DIRECTIONS =>
Report the number of lines that include "суперскобок", with no additional text.

(Data records)
────────────────

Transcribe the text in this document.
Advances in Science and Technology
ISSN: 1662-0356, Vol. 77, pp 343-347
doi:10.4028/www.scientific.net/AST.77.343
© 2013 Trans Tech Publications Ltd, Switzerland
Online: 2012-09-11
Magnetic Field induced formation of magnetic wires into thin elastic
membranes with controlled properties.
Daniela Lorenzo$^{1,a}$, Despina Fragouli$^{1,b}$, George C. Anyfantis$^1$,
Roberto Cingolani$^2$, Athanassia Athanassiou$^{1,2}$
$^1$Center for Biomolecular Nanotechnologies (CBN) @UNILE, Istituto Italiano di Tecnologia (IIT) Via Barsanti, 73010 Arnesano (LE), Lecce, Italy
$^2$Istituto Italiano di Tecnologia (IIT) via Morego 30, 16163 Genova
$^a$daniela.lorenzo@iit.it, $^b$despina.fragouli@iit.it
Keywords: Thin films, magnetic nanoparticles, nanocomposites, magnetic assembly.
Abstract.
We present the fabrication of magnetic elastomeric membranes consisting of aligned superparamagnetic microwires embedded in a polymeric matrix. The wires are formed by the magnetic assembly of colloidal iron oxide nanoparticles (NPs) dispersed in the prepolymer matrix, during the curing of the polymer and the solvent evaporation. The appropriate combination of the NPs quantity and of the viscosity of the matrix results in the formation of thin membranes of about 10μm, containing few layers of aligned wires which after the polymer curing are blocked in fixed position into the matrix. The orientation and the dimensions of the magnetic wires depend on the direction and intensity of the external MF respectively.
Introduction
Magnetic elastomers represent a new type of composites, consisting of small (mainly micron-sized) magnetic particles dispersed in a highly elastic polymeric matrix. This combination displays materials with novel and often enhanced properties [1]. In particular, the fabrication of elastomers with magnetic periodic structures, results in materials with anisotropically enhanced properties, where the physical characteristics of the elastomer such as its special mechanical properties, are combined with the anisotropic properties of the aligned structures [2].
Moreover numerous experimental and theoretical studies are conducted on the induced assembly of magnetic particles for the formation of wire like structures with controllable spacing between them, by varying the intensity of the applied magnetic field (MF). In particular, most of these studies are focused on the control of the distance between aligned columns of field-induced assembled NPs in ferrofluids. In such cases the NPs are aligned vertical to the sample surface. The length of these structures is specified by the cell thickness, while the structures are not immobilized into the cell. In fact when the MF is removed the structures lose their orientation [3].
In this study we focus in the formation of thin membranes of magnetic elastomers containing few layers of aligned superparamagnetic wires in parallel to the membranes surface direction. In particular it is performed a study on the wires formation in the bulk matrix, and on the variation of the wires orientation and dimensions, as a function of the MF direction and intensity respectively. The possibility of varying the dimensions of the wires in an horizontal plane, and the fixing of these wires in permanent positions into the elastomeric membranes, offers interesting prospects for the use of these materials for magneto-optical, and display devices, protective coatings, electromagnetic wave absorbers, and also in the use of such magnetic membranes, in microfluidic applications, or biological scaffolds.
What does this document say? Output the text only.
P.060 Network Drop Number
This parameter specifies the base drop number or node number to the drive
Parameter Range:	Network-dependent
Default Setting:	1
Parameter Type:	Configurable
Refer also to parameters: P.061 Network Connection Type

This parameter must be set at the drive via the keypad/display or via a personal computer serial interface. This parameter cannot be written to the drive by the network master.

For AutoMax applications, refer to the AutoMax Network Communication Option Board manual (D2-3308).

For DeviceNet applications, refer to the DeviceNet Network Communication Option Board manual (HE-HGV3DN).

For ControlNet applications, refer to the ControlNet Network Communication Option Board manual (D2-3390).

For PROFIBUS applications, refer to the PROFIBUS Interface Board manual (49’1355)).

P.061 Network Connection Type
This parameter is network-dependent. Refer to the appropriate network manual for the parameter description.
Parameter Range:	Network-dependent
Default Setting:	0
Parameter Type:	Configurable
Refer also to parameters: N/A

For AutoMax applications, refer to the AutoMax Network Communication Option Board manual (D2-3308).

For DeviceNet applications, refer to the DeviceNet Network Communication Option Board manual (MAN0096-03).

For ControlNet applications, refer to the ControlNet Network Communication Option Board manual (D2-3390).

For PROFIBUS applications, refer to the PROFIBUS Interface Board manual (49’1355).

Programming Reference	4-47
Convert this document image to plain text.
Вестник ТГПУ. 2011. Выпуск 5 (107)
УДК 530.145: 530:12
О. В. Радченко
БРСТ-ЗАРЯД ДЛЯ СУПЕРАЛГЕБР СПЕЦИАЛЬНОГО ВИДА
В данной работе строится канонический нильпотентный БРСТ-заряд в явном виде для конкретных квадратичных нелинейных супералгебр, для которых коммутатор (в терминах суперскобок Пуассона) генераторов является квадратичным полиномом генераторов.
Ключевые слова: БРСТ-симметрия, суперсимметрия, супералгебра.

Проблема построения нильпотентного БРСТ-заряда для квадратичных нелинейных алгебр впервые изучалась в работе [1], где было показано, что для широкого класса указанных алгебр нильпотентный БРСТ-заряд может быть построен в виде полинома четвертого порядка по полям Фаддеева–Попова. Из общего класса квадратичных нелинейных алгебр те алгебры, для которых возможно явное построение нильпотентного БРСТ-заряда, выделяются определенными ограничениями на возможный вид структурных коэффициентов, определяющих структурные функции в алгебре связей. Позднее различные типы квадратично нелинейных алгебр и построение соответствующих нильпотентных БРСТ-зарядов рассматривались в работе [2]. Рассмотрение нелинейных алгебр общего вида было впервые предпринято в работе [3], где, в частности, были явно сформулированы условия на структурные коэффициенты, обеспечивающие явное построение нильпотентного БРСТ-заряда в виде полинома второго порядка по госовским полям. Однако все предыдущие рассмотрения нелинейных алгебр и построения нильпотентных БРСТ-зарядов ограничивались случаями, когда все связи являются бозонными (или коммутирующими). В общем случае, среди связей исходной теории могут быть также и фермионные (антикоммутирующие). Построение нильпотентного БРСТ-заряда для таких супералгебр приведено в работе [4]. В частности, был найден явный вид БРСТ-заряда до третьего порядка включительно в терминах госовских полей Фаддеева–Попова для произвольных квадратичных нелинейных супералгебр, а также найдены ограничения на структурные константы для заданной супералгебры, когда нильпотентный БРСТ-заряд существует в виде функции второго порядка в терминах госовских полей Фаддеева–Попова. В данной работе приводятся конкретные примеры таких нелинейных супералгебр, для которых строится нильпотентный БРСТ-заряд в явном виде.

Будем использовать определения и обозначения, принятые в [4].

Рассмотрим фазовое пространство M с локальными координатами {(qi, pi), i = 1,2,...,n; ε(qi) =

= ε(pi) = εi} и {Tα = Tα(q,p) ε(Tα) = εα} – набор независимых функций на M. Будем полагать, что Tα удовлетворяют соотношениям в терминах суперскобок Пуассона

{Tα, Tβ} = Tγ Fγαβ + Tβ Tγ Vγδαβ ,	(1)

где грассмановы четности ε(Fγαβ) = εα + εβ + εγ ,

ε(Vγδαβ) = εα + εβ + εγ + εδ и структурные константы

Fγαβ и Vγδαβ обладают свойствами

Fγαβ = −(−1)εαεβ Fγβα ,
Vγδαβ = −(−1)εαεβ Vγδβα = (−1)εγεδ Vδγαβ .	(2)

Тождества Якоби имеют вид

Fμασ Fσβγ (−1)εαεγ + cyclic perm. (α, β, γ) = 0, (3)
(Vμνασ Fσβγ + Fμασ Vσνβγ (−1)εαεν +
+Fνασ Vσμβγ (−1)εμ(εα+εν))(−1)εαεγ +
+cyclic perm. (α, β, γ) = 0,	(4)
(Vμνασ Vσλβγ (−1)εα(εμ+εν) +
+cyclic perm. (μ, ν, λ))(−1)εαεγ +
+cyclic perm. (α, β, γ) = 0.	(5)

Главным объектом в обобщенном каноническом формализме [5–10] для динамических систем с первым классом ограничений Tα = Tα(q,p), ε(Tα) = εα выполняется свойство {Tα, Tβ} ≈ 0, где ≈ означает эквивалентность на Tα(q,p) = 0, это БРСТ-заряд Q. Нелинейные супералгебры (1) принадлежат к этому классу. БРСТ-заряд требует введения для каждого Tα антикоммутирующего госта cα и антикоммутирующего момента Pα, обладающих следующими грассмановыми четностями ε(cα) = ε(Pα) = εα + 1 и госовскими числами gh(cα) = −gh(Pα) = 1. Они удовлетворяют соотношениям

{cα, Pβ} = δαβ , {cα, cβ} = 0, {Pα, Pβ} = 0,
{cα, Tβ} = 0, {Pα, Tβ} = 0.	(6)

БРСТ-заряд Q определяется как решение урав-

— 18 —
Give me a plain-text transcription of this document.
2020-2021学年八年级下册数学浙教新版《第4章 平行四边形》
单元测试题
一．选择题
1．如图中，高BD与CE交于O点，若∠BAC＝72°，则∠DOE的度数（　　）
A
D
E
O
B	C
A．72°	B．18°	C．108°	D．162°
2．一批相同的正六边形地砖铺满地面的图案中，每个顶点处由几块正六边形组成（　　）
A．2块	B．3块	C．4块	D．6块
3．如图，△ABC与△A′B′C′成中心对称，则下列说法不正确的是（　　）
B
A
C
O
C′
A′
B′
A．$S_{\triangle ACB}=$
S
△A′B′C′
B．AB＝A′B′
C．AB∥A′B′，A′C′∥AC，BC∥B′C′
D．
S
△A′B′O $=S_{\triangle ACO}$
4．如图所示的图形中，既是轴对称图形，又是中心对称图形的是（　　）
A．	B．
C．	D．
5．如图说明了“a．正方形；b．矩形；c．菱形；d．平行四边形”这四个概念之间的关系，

────────────────

THE OUTPUT =>
2